## Completa lo siguiente
1) Resume en dos oraciones el texto sobre la compra de la Purísima Concepción.
2) Según el texto sobre la compra de la Purísima Concepción, ¿con qué objeto adquirió la hermandad la pintura? Explícalo en una o dos oraciones.
3) ¿En qué documento y en qué fecha definió el Vaticano el dogma de la Inmaculada, según el texto sobre la compra de la Purísima Concepción?
── Texto para revisar ──
La Esperanza de Triana compra una “Purísima Concepción” del siglo XVIII

La hermandad de la Esperanza de Triana, con el objeto de seguir enriqueciendo y dignificando el patrimonio destinado al culto a Dios y a sus Titulares ha tenido a bien materializar la compra de una “Purísima Concepción” de la Escuela andaluza del siglo XVIII.

La obra posee etiqueta informativa al dorso de la “Caja General de Restauraciones”. Procedencia: Duques de la Conquista. Se trata de un óleo sobre lienzo cuyas medidas son 120,5 x 85,5 cm; y 129 x 95 cm con el marco.

Vemos en esta obra una representación de la Inmaculada siguiendo los modelos estéticos del barroco español con la Virgen vestida de blanco y azul (símbolos de pureza y de los conceptos de verdad y eternidad, respectivamente), rodeada de ángeles niños, de pie sobre el cuarto creciente y sobre ella la representación del Espíritu Santo.
Algunos ángeles portan símbolos de las letanías, como las azucenas o la palma. A pesar de seguir los modelos citados la pieza abandona el esplendor teatral propio del barroco a favor de una escenografía mucho más sobria y equilibrada que se aprecia en los tonos de color utilizados por el artista y en la propia composición.

El dogma de la Inmaculada defiende que la Virgen fue concebida sin Pecado Original, y fue definido y aceptado por el Vaticano en la Bula Ineffabilis Deus, de 8 de diciembre de 1854. Sin embargo, España y todos los reinos bajo su dominio defendieron antes esta creencia.

Iconográficamente, la representación toma textos tanto del Apocalipsis (12: “Apareció en el cielo una señal grande, una mujer envuelta en el sol, con la luna debajo de sus pies, y sobre la cabeza una corona de doce estrellas”) como de las Letanías Lauretanas rezadas tras el rosario y que contenía epítetos de María tomados del Cantar de los Cantares del Rey David. Uniendo ambos textos y tras una evolución que ya comienza a finales de la época del Gótico, se llega a una tipología muy sencilla y reconocible que presenta a la Virgen sobre el cuarto lunar, con las estrellas en su cabeza y vestida de luz (con un halo en la cabeza sólo o en todo el cuerpo), normalmente vestida de blanco y azul en alusión a la pureza y la eternidad (aunque también puede aparecer de rojo y azul, en relación entonces con la Pasión), las manos sobre su pecho casi siempre y representada joven por regla general.
───
── Material ──
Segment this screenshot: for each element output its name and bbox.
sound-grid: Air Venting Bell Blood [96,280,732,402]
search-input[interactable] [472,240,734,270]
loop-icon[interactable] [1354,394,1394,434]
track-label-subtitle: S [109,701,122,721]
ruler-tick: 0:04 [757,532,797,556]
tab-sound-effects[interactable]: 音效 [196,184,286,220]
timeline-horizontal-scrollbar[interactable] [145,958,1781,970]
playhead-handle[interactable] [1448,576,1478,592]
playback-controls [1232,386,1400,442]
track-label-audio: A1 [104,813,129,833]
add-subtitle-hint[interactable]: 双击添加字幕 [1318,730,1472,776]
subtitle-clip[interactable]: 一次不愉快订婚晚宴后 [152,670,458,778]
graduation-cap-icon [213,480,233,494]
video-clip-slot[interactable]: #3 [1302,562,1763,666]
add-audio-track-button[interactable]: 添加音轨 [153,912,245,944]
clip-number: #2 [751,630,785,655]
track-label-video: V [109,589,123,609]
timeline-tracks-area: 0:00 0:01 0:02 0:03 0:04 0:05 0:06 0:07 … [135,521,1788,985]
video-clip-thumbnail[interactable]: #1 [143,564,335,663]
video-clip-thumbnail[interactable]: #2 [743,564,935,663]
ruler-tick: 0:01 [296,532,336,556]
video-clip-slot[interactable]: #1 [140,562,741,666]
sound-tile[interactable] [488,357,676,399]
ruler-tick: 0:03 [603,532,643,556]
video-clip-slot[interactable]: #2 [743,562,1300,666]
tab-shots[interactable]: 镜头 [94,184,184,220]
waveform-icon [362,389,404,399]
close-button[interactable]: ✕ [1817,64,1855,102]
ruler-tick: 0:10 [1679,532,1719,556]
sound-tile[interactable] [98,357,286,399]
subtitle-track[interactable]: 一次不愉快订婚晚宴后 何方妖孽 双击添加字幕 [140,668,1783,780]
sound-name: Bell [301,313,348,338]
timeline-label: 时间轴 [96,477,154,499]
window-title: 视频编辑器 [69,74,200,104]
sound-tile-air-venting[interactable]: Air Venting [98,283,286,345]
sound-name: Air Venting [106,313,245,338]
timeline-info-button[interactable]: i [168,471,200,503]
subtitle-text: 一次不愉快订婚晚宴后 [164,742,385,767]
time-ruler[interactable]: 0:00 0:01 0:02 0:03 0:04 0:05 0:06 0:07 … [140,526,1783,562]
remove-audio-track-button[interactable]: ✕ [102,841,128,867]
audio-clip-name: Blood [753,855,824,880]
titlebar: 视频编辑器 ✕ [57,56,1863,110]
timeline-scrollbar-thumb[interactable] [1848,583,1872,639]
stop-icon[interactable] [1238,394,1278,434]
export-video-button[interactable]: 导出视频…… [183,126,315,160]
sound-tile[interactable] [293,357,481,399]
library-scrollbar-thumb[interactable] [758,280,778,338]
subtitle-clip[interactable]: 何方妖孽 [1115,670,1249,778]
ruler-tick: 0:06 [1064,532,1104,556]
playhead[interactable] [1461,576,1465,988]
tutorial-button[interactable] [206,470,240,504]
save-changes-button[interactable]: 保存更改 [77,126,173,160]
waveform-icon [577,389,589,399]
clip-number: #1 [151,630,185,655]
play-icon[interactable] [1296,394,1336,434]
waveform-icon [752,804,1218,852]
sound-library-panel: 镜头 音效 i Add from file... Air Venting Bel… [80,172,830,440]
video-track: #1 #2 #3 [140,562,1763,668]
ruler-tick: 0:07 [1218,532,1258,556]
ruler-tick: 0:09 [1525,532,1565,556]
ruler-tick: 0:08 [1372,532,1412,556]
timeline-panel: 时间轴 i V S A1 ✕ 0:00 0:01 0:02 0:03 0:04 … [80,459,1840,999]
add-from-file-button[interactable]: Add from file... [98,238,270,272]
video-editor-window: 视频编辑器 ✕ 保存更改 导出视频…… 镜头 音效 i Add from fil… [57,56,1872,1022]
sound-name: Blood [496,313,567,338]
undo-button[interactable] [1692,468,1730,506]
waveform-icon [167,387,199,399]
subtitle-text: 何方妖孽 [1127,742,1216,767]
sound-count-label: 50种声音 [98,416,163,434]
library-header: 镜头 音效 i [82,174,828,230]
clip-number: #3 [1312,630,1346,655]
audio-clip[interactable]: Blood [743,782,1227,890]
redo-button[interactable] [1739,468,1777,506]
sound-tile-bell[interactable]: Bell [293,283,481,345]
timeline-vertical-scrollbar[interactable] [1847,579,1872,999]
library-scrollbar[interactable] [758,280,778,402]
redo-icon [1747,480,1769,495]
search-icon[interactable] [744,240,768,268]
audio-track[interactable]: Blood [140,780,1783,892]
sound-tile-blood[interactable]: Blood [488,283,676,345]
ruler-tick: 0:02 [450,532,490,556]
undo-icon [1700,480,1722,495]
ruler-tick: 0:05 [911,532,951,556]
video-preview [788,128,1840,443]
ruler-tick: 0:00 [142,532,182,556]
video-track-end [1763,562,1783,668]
───
## Soluciones
1) La hermandad de la Esperanza de Triana ha comprado una "Purísima Concepción" de la Escuela andaluza del siglo XVIII, un óleo sobre lienzo procedente de los Duques de la Conquista. La obra representa a la Inmaculada según los modelos estéticos del barroco español, aunque abandona el esplendor teatral propio del barroco en favor de una escenografía más sobria y equilibrada.

2) La hermandad la compró con el objeto de seguir enriqueciendo y dignificando el patrimonio destinado al culto a Dios y a sus Titulares.

3) En la Bula Ineffabilis Deus, del 8 de diciembre de 1854.